> What is being asked
Copy the entries from the first line through the line containing "system-audio-toggle[interactable] (476, 63, 556, 143)", changing every "interactable" to "clickable" and leaving everything else unchanged.
— start —
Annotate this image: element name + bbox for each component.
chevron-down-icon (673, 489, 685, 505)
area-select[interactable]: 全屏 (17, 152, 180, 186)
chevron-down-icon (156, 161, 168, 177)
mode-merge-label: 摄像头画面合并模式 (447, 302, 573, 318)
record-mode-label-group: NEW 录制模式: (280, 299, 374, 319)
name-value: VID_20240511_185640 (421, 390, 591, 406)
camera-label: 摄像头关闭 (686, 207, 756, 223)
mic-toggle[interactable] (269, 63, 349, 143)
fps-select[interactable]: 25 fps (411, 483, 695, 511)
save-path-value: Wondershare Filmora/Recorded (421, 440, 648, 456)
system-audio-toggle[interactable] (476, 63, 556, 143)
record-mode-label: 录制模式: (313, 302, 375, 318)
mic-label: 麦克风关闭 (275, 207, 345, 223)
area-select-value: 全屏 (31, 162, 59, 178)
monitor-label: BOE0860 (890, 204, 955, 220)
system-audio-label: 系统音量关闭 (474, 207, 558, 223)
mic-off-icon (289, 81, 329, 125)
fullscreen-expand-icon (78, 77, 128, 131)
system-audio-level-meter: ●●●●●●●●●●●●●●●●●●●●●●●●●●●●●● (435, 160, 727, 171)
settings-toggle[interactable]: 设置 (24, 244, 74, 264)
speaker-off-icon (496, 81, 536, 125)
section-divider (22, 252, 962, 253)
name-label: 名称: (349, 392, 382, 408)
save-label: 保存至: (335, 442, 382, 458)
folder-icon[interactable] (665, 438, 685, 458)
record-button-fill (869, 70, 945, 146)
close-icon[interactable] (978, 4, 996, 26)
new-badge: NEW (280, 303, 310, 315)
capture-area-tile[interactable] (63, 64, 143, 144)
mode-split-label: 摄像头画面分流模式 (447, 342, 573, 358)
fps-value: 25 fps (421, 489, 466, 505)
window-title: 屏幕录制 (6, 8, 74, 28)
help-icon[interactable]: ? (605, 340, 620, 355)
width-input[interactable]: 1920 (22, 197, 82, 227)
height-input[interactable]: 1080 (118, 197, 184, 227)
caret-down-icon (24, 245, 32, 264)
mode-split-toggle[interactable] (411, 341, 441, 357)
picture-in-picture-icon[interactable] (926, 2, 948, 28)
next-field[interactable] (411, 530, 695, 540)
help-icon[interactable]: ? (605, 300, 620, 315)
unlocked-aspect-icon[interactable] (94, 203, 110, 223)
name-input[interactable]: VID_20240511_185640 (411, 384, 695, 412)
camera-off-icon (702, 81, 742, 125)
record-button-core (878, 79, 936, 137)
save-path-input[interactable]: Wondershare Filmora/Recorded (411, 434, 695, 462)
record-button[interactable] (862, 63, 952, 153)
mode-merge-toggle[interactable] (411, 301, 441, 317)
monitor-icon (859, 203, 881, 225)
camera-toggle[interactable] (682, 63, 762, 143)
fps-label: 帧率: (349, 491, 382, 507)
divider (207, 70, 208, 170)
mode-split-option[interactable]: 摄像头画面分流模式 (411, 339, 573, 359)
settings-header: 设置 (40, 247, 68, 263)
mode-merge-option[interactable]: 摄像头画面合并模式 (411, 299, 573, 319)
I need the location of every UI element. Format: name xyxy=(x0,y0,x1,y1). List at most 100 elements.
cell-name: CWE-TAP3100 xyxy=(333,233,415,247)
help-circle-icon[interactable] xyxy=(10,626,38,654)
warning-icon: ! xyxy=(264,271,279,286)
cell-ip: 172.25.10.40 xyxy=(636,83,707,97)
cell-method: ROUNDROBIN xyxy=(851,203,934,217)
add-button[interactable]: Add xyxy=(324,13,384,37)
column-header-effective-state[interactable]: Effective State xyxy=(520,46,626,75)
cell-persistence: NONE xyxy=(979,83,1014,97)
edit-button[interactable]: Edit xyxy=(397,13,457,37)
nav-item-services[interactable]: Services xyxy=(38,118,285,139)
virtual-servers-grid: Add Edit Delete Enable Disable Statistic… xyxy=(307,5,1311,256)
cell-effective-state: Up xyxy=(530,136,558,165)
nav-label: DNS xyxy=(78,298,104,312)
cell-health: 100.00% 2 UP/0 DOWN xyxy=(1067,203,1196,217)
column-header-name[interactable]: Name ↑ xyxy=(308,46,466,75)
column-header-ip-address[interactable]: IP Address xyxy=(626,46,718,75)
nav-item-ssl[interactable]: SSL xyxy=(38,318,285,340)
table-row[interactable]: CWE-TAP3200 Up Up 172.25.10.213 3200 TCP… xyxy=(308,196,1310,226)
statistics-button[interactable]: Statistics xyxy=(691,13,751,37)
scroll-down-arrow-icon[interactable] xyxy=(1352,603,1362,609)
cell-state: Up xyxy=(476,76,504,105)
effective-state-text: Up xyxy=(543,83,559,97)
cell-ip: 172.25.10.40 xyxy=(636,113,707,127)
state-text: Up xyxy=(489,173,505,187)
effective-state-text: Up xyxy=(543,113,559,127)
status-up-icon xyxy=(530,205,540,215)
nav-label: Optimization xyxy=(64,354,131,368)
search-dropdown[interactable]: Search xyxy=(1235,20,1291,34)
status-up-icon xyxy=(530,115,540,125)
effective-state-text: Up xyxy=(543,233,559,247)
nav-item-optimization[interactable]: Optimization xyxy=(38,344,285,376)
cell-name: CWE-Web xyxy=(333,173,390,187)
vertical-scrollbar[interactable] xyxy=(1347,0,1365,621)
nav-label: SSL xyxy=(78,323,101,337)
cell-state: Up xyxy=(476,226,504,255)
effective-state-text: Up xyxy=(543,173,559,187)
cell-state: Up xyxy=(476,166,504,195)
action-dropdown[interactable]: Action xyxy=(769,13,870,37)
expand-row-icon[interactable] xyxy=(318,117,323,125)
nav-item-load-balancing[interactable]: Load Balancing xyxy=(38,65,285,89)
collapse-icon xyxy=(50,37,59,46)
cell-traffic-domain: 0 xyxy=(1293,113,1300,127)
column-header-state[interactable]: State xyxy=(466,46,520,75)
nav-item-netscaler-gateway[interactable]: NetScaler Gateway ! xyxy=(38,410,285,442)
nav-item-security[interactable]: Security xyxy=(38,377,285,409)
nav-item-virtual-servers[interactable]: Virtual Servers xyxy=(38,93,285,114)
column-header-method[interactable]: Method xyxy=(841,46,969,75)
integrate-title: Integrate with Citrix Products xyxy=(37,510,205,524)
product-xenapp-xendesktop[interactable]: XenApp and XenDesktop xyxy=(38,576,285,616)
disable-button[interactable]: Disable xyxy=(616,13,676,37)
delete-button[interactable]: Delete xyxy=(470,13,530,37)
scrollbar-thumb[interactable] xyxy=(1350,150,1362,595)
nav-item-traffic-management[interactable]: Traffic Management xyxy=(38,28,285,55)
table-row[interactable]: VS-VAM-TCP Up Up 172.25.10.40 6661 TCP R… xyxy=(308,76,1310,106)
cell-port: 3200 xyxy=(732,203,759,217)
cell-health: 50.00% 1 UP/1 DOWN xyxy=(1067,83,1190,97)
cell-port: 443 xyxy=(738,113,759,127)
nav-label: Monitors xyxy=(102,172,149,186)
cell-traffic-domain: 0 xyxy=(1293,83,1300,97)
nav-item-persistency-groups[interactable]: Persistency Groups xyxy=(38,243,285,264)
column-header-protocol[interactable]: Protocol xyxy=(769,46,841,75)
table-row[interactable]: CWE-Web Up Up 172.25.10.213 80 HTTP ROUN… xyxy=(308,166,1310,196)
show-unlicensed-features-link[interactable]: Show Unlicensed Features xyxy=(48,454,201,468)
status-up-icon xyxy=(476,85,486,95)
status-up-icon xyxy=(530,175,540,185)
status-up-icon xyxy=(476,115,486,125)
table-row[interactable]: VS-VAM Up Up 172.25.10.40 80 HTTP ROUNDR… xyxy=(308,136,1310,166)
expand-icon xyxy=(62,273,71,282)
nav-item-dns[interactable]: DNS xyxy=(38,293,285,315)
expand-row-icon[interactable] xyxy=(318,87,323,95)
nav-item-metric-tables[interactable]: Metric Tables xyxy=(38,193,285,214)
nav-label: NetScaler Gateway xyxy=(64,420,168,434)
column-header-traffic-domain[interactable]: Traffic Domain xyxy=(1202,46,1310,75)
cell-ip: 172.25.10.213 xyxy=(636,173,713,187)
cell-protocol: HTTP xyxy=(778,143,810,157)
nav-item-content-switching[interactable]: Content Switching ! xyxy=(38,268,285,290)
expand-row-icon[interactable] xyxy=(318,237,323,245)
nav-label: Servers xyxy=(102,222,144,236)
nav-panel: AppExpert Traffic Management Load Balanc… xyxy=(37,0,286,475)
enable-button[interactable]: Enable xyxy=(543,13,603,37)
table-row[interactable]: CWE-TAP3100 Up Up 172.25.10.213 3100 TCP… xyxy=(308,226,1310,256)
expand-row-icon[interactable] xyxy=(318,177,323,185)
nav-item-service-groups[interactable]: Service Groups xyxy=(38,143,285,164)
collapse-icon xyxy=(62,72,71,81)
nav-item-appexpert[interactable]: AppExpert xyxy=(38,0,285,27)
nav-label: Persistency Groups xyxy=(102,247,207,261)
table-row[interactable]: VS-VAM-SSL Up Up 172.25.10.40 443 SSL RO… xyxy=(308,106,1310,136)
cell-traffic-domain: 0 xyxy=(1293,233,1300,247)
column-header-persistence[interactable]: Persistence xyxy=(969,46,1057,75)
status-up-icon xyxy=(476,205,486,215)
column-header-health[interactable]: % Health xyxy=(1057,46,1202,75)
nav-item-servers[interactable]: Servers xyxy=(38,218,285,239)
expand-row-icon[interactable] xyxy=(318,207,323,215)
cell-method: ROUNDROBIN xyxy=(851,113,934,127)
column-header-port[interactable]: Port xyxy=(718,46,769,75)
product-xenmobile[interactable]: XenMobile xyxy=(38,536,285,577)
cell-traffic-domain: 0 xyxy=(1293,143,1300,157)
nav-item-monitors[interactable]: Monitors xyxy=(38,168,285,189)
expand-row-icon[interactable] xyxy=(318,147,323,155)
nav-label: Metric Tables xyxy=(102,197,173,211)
— end —
> Expected answer
Annotate this image: element name + bbox for each component.
chevron-down-icon (673, 489, 685, 505)
area-select[clickable]: 全屏 (17, 152, 180, 186)
chevron-down-icon (156, 161, 168, 177)
mode-merge-label: 摄像头画面合并模式 (447, 302, 573, 318)
record-mode-label-group: NEW 录制模式: (280, 299, 374, 319)
name-value: VID_20240511_185640 (421, 390, 591, 406)
camera-label: 摄像头关闭 (686, 207, 756, 223)
mic-toggle[clickable] (269, 63, 349, 143)
fps-select[clickable]: 25 fps (411, 483, 695, 511)
save-path-value: Wondershare Filmora/Recorded (421, 440, 648, 456)
system-audio-toggle[clickable] (476, 63, 556, 143)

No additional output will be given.